**WHAT THE TASK REQUIRES**
Scan the listing below. Report each line that includes "Dollar".

**RECORD LIST**
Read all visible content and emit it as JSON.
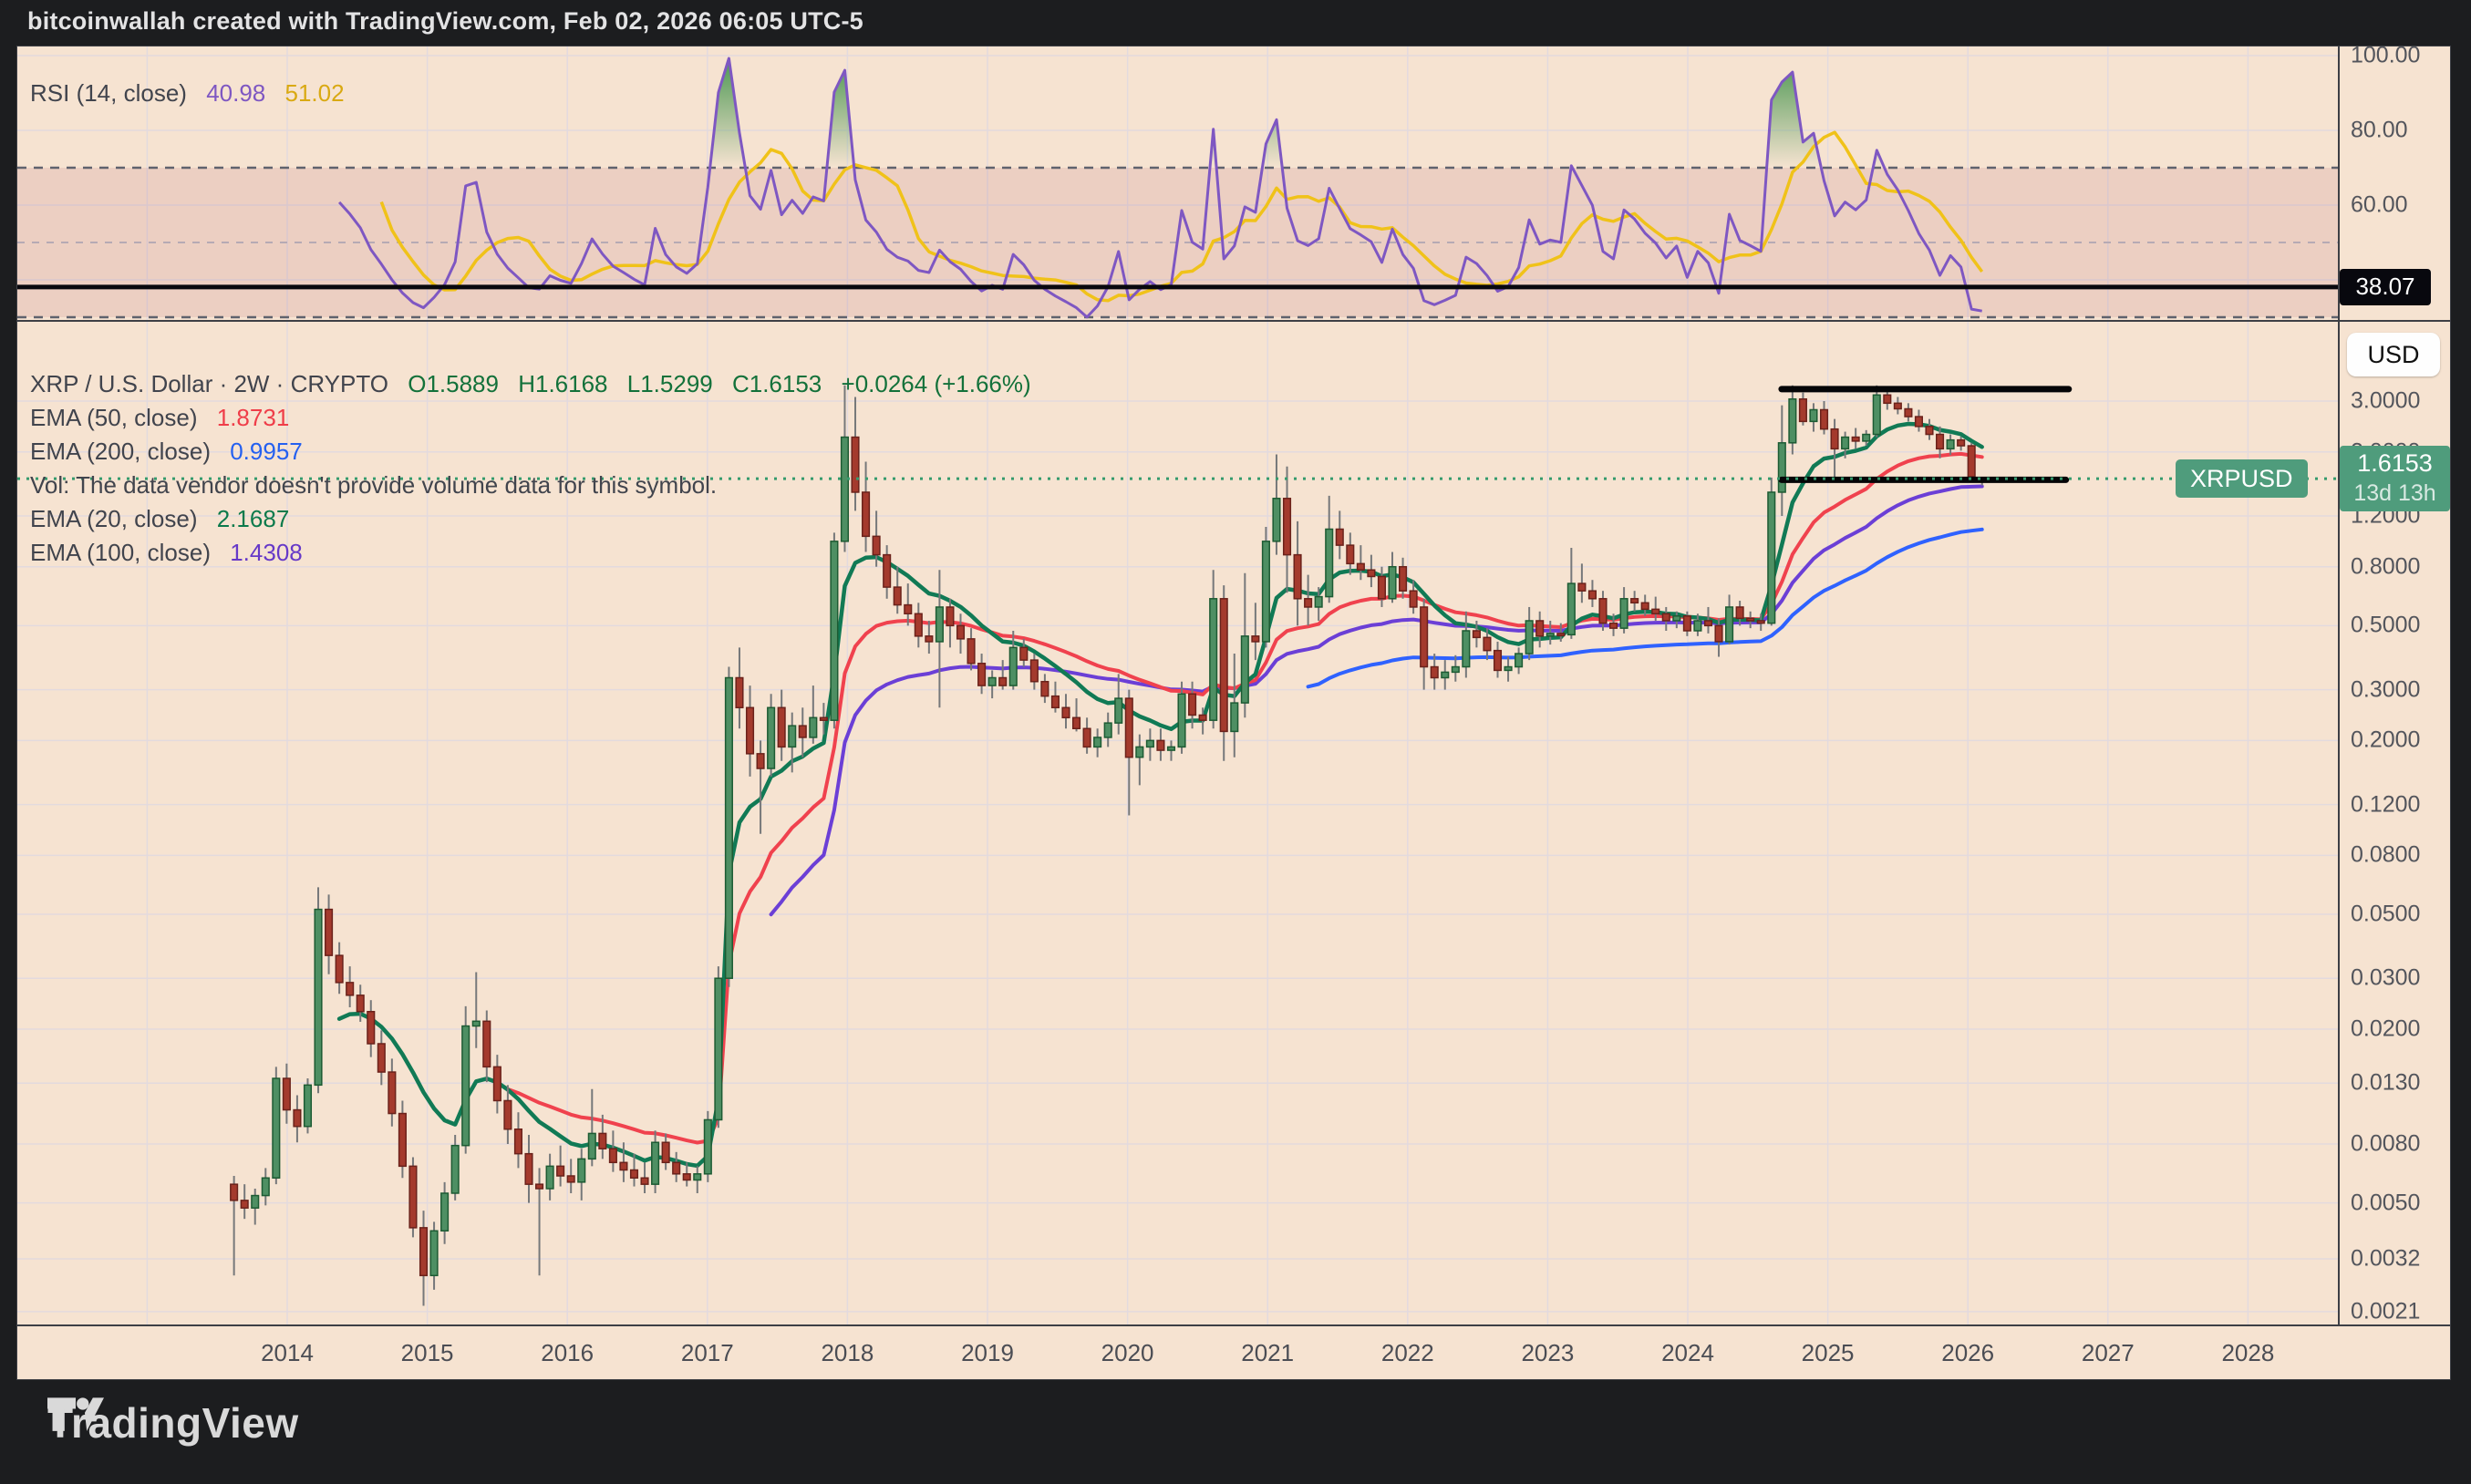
{
  "header": {
    "text": "bitcoinwallah created with TradingView.com, Feb 02, 2026 06:05 UTC-5"
  },
  "footer": {
    "logo_text": "TradingView",
    "logo_icon": "tradingview-mark"
  },
  "rsi_pane": {
    "legend_label": "RSI (14, close)",
    "value": "40.98",
    "ma_value": "51.02",
    "axis_ticks": [
      {
        "v": 100,
        "label": "100.00"
      },
      {
        "v": 80,
        "label": "80.00"
      },
      {
        "v": 60,
        "label": "60.00"
      }
    ],
    "gridline_values": [
      100,
      80,
      60,
      40
    ],
    "band": {
      "upper": 70,
      "middle": 50,
      "lower": 30
    },
    "hline_value": 38.07,
    "hline_badge": "38.07"
  },
  "main_pane": {
    "legend_title": "XRP / U.S. Dollar · 2W · CRYPTO",
    "ohlc_text": {
      "open": "O1.5889",
      "high": "H1.6168",
      "low": "L1.5299",
      "close": "C1.6153",
      "change": "+0.0264 (+1.66%)"
    },
    "ema50_label": "EMA (50, close)",
    "ema50_value": "1.8731",
    "ema200_label": "EMA (200, close)",
    "ema200_value": "0.9957",
    "vol_note": "Vol: The data vendor doesn't provide volume data for this symbol.",
    "ema20_label": "EMA (20, close)",
    "ema20_value": "2.1687",
    "ema100_label": "EMA (100, close)",
    "ema100_value": "1.4308",
    "symbol_badge": "XRPUSD",
    "price_badge": {
      "price": "1.6153",
      "countdown": "13d 13h"
    },
    "usd_button": "USD"
  },
  "time_axis": {
    "year_labels": [
      "2014",
      "2015",
      "2016",
      "2017",
      "2018",
      "2019",
      "2020",
      "2021",
      "2022",
      "2023",
      "2024",
      "2025",
      "2026",
      "2027",
      "2028"
    ],
    "gridline_years": [
      2013,
      2014,
      2015,
      2016,
      2017,
      2018,
      2019,
      2020,
      2021,
      2022,
      2023,
      2024,
      2025,
      2026,
      2027,
      2028
    ]
  },
  "colors": {
    "panel_bg": "#f6e3d1",
    "frame_bg": "#1c1d1f",
    "grid": "#e3dade",
    "candle_up_fill": "#4e8f63",
    "candle_up_border": "#1d5b33",
    "candle_down_fill": "#a43a2d",
    "candle_down_border": "#6b221b",
    "wick": "#76787a",
    "ema20": "#117a55",
    "ema50": "#f0424e",
    "ema100": "#6b3fd6",
    "ema200": "#2f62ff",
    "rsi_line": "#7e57c2",
    "rsi_ma": "#f0c219",
    "rsi_fill": "#3e9148",
    "band_fill": "rgba(150,40,70,0.10)",
    "band_edge": "#5f626d",
    "band_mid": "#b6aab4",
    "hline_black": "#08080e",
    "price_line": "#359b6d",
    "badge_green": "#4f9c7c",
    "axis_text": "#53555c"
  },
  "chart_data": {
    "type": "candlestick",
    "title": "XRP / U.S. Dollar",
    "symbol": "XRPUSD",
    "timeframe": "2W",
    "exchange": "CRYPTO",
    "scale": "log",
    "ylim": [
      0.0019,
      5.7
    ],
    "xlim_years": [
      2012.07,
      2028.64
    ],
    "start_year": 2013.62,
    "bars_per_year": 13.3,
    "last_bar": {
      "open": 1.5889,
      "high": 1.6168,
      "low": 1.5299,
      "close": 1.6153,
      "change": 0.0264,
      "change_pct": 1.66
    },
    "price_axis_ticks": [
      {
        "v": 3.0,
        "label": "3.0000"
      },
      {
        "v": 2.0,
        "label": "2.0000"
      },
      {
        "v": 1.2,
        "label": "1.2000"
      },
      {
        "v": 0.8,
        "label": "0.8000"
      },
      {
        "v": 0.5,
        "label": "0.5000"
      },
      {
        "v": 0.3,
        "label": "0.3000"
      },
      {
        "v": 0.2,
        "label": "0.2000"
      },
      {
        "v": 0.12,
        "label": "0.1200"
      },
      {
        "v": 0.08,
        "label": "0.0800"
      },
      {
        "v": 0.05,
        "label": "0.0500"
      },
      {
        "v": 0.03,
        "label": "0.0300"
      },
      {
        "v": 0.02,
        "label": "0.0200"
      },
      {
        "v": 0.013,
        "label": "0.0130"
      },
      {
        "v": 0.008,
        "label": "0.0080"
      },
      {
        "v": 0.005,
        "label": "0.0050"
      },
      {
        "v": 0.0032,
        "label": "0.0032"
      },
      {
        "v": 0.0021,
        "label": "0.0021"
      }
    ],
    "indicators": {
      "ema_periods": [
        20,
        50,
        100,
        200
      ],
      "rsi_period": 14,
      "rsi_ma_period": 14,
      "rsi_last": 40.98,
      "rsi_ma_last": 51.02
    },
    "drawings": {
      "trendlines": [
        {
          "type": "horizontal-segment",
          "price": 3.3,
          "t1": 2024.67,
          "t2": 2026.72,
          "width": 7
        },
        {
          "type": "horizontal-segment",
          "price": 1.6,
          "t1": 2024.67,
          "t2": 2026.7,
          "width": 7
        }
      ],
      "rsi_hline": 38.07,
      "last_price_line": 1.6153
    },
    "ohlc": [
      [
        0.0058,
        0.0062,
        0.0028,
        0.0051
      ],
      [
        0.0051,
        0.0058,
        0.0044,
        0.0048
      ],
      [
        0.0048,
        0.0056,
        0.0042,
        0.0053
      ],
      [
        0.0053,
        0.0066,
        0.0049,
        0.0061
      ],
      [
        0.0061,
        0.0148,
        0.0058,
        0.0135
      ],
      [
        0.0135,
        0.0152,
        0.0094,
        0.0105
      ],
      [
        0.0105,
        0.0118,
        0.0081,
        0.0092
      ],
      [
        0.0092,
        0.0135,
        0.0087,
        0.0128
      ],
      [
        0.0128,
        0.062,
        0.012,
        0.052
      ],
      [
        0.052,
        0.0585,
        0.031,
        0.036
      ],
      [
        0.036,
        0.04,
        0.0265,
        0.029
      ],
      [
        0.029,
        0.033,
        0.0238,
        0.0262
      ],
      [
        0.0262,
        0.0285,
        0.0212,
        0.023
      ],
      [
        0.023,
        0.0252,
        0.016,
        0.0178
      ],
      [
        0.0178,
        0.0198,
        0.0128,
        0.0142
      ],
      [
        0.0142,
        0.0158,
        0.0092,
        0.0102
      ],
      [
        0.0102,
        0.0113,
        0.0061,
        0.0067
      ],
      [
        0.0067,
        0.0072,
        0.0038,
        0.0041
      ],
      [
        0.0041,
        0.0047,
        0.0022,
        0.0028
      ],
      [
        0.0028,
        0.0043,
        0.0025,
        0.004
      ],
      [
        0.004,
        0.0059,
        0.0036,
        0.0054
      ],
      [
        0.0054,
        0.0086,
        0.0051,
        0.0079
      ],
      [
        0.0079,
        0.024,
        0.0074,
        0.0205
      ],
      [
        0.0205,
        0.0315,
        0.0172,
        0.0213
      ],
      [
        0.0213,
        0.0232,
        0.0131,
        0.0148
      ],
      [
        0.0148,
        0.0163,
        0.0102,
        0.0113
      ],
      [
        0.0113,
        0.0128,
        0.008,
        0.009
      ],
      [
        0.009,
        0.0103,
        0.0066,
        0.0074
      ],
      [
        0.0074,
        0.0086,
        0.005,
        0.0058
      ],
      [
        0.0058,
        0.0066,
        0.0028,
        0.0056
      ],
      [
        0.0056,
        0.0074,
        0.0051,
        0.0067
      ],
      [
        0.0067,
        0.0079,
        0.0057,
        0.0062
      ],
      [
        0.0062,
        0.0071,
        0.0054,
        0.0059
      ],
      [
        0.0059,
        0.0077,
        0.0051,
        0.0071
      ],
      [
        0.0071,
        0.0124,
        0.0067,
        0.0087
      ],
      [
        0.0087,
        0.0101,
        0.0071,
        0.0077
      ],
      [
        0.0077,
        0.0089,
        0.0064,
        0.0069
      ],
      [
        0.0069,
        0.0081,
        0.0059,
        0.0065
      ],
      [
        0.0065,
        0.0074,
        0.0057,
        0.0061
      ],
      [
        0.0061,
        0.0069,
        0.0054,
        0.0058
      ],
      [
        0.0058,
        0.0089,
        0.0054,
        0.0081
      ],
      [
        0.0081,
        0.0087,
        0.0065,
        0.0069
      ],
      [
        0.0069,
        0.0075,
        0.0059,
        0.0063
      ],
      [
        0.0063,
        0.0069,
        0.0057,
        0.006
      ],
      [
        0.006,
        0.0067,
        0.0054,
        0.0063
      ],
      [
        0.0063,
        0.0104,
        0.0059,
        0.0097
      ],
      [
        0.0097,
        0.033,
        0.0091,
        0.03
      ],
      [
        0.03,
        0.36,
        0.028,
        0.33
      ],
      [
        0.33,
        0.42,
        0.22,
        0.26
      ],
      [
        0.26,
        0.31,
        0.15,
        0.18
      ],
      [
        0.18,
        0.2,
        0.095,
        0.16
      ],
      [
        0.16,
        0.29,
        0.15,
        0.26
      ],
      [
        0.26,
        0.3,
        0.17,
        0.19
      ],
      [
        0.19,
        0.25,
        0.155,
        0.225
      ],
      [
        0.225,
        0.26,
        0.175,
        0.205
      ],
      [
        0.205,
        0.31,
        0.195,
        0.24
      ],
      [
        0.24,
        0.27,
        0.21,
        0.235
      ],
      [
        0.235,
        1.05,
        0.22,
        0.98
      ],
      [
        0.98,
        3.4,
        0.9,
        2.25
      ],
      [
        2.25,
        3.1,
        1.25,
        1.45
      ],
      [
        1.45,
        1.85,
        0.9,
        1.02
      ],
      [
        1.02,
        1.25,
        0.8,
        0.88
      ],
      [
        0.88,
        0.95,
        0.62,
        0.68
      ],
      [
        0.68,
        0.8,
        0.55,
        0.59
      ],
      [
        0.59,
        0.7,
        0.5,
        0.55
      ],
      [
        0.55,
        0.6,
        0.42,
        0.46
      ],
      [
        0.46,
        0.52,
        0.4,
        0.44
      ],
      [
        0.44,
        0.78,
        0.26,
        0.58
      ],
      [
        0.58,
        0.62,
        0.42,
        0.5
      ],
      [
        0.5,
        0.55,
        0.4,
        0.45
      ],
      [
        0.45,
        0.49,
        0.35,
        0.37
      ],
      [
        0.37,
        0.4,
        0.29,
        0.31
      ],
      [
        0.31,
        0.35,
        0.28,
        0.33
      ],
      [
        0.33,
        0.38,
        0.3,
        0.31
      ],
      [
        0.31,
        0.48,
        0.3,
        0.42
      ],
      [
        0.42,
        0.45,
        0.36,
        0.38
      ],
      [
        0.38,
        0.4,
        0.3,
        0.32
      ],
      [
        0.32,
        0.34,
        0.27,
        0.285
      ],
      [
        0.285,
        0.32,
        0.25,
        0.26
      ],
      [
        0.26,
        0.29,
        0.22,
        0.24
      ],
      [
        0.24,
        0.28,
        0.215,
        0.22
      ],
      [
        0.22,
        0.24,
        0.18,
        0.19
      ],
      [
        0.19,
        0.22,
        0.175,
        0.205
      ],
      [
        0.205,
        0.25,
        0.19,
        0.23
      ],
      [
        0.23,
        0.34,
        0.21,
        0.28
      ],
      [
        0.28,
        0.3,
        0.11,
        0.175
      ],
      [
        0.175,
        0.21,
        0.14,
        0.19
      ],
      [
        0.19,
        0.22,
        0.17,
        0.2
      ],
      [
        0.2,
        0.22,
        0.17,
        0.185
      ],
      [
        0.185,
        0.2,
        0.17,
        0.19
      ],
      [
        0.19,
        0.32,
        0.18,
        0.29
      ],
      [
        0.29,
        0.32,
        0.22,
        0.245
      ],
      [
        0.245,
        0.26,
        0.21,
        0.235
      ],
      [
        0.235,
        0.78,
        0.22,
        0.62
      ],
      [
        0.62,
        0.69,
        0.17,
        0.215
      ],
      [
        0.215,
        0.4,
        0.175,
        0.27
      ],
      [
        0.27,
        0.76,
        0.24,
        0.46
      ],
      [
        0.46,
        0.6,
        0.38,
        0.44
      ],
      [
        0.44,
        1.1,
        0.42,
        0.98
      ],
      [
        0.98,
        1.96,
        0.88,
        1.38
      ],
      [
        1.38,
        1.78,
        0.65,
        0.88
      ],
      [
        0.88,
        1.15,
        0.5,
        0.62
      ],
      [
        0.62,
        0.75,
        0.5,
        0.58
      ],
      [
        0.58,
        0.68,
        0.52,
        0.63
      ],
      [
        0.63,
        1.41,
        0.6,
        1.08
      ],
      [
        1.08,
        1.25,
        0.85,
        0.95
      ],
      [
        0.95,
        1.05,
        0.75,
        0.82
      ],
      [
        0.82,
        0.95,
        0.72,
        0.78
      ],
      [
        0.78,
        0.88,
        0.68,
        0.74
      ],
      [
        0.74,
        0.8,
        0.58,
        0.62
      ],
      [
        0.62,
        0.9,
        0.6,
        0.8
      ],
      [
        0.8,
        0.86,
        0.62,
        0.66
      ],
      [
        0.66,
        0.72,
        0.55,
        0.58
      ],
      [
        0.58,
        0.62,
        0.3,
        0.36
      ],
      [
        0.36,
        0.4,
        0.3,
        0.33
      ],
      [
        0.33,
        0.38,
        0.3,
        0.345
      ],
      [
        0.345,
        0.395,
        0.32,
        0.36
      ],
      [
        0.36,
        0.56,
        0.33,
        0.48
      ],
      [
        0.48,
        0.52,
        0.42,
        0.455
      ],
      [
        0.455,
        0.49,
        0.38,
        0.41
      ],
      [
        0.41,
        0.44,
        0.33,
        0.35
      ],
      [
        0.35,
        0.39,
        0.32,
        0.36
      ],
      [
        0.36,
        0.42,
        0.34,
        0.4
      ],
      [
        0.4,
        0.58,
        0.38,
        0.52
      ],
      [
        0.52,
        0.56,
        0.42,
        0.46
      ],
      [
        0.46,
        0.52,
        0.43,
        0.47
      ],
      [
        0.47,
        0.51,
        0.44,
        0.465
      ],
      [
        0.465,
        0.93,
        0.45,
        0.7
      ],
      [
        0.7,
        0.82,
        0.6,
        0.66
      ],
      [
        0.66,
        0.72,
        0.58,
        0.62
      ],
      [
        0.62,
        0.66,
        0.48,
        0.51
      ],
      [
        0.51,
        0.55,
        0.46,
        0.49
      ],
      [
        0.49,
        0.68,
        0.47,
        0.62
      ],
      [
        0.62,
        0.66,
        0.56,
        0.6
      ],
      [
        0.6,
        0.64,
        0.54,
        0.57
      ],
      [
        0.57,
        0.63,
        0.52,
        0.55
      ],
      [
        0.55,
        0.58,
        0.48,
        0.52
      ],
      [
        0.52,
        0.56,
        0.49,
        0.54
      ],
      [
        0.54,
        0.56,
        0.46,
        0.48
      ],
      [
        0.48,
        0.55,
        0.46,
        0.52
      ],
      [
        0.52,
        0.58,
        0.47,
        0.5
      ],
      [
        0.5,
        0.53,
        0.39,
        0.44
      ],
      [
        0.44,
        0.64,
        0.43,
        0.58
      ],
      [
        0.58,
        0.61,
        0.5,
        0.53
      ],
      [
        0.53,
        0.56,
        0.49,
        0.52
      ],
      [
        0.52,
        0.55,
        0.48,
        0.51
      ],
      [
        0.51,
        1.63,
        0.5,
        1.45
      ],
      [
        1.45,
        2.9,
        1.2,
        2.15
      ],
      [
        2.15,
        3.4,
        1.96,
        3.05
      ],
      [
        3.05,
        3.21,
        2.47,
        2.55
      ],
      [
        2.55,
        2.95,
        2.35,
        2.8
      ],
      [
        2.8,
        3.0,
        2.3,
        2.4
      ],
      [
        2.4,
        2.6,
        1.61,
        2.05
      ],
      [
        2.05,
        2.35,
        1.9,
        2.25
      ],
      [
        2.25,
        2.42,
        2.05,
        2.18
      ],
      [
        2.18,
        2.38,
        2.1,
        2.3
      ],
      [
        2.3,
        3.4,
        2.25,
        3.15
      ],
      [
        3.15,
        3.35,
        2.8,
        2.95
      ],
      [
        2.95,
        3.1,
        2.7,
        2.82
      ],
      [
        2.82,
        2.95,
        2.55,
        2.65
      ],
      [
        2.65,
        2.8,
        2.35,
        2.45
      ],
      [
        2.45,
        2.6,
        2.2,
        2.3
      ],
      [
        2.3,
        2.45,
        1.9,
        2.05
      ],
      [
        2.05,
        2.3,
        1.95,
        2.2
      ],
      [
        2.2,
        2.26,
        2.02,
        2.1
      ],
      [
        2.1,
        2.15,
        1.6,
        1.64
      ],
      [
        1.5889,
        1.6168,
        1.5299,
        1.6153
      ]
    ]
  }
}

**THE SOLUTION**
    "legend_title": "XRP / U.S. Dollar · 2W · CRYPTO",
    "title": "XRP / U.S. Dollar",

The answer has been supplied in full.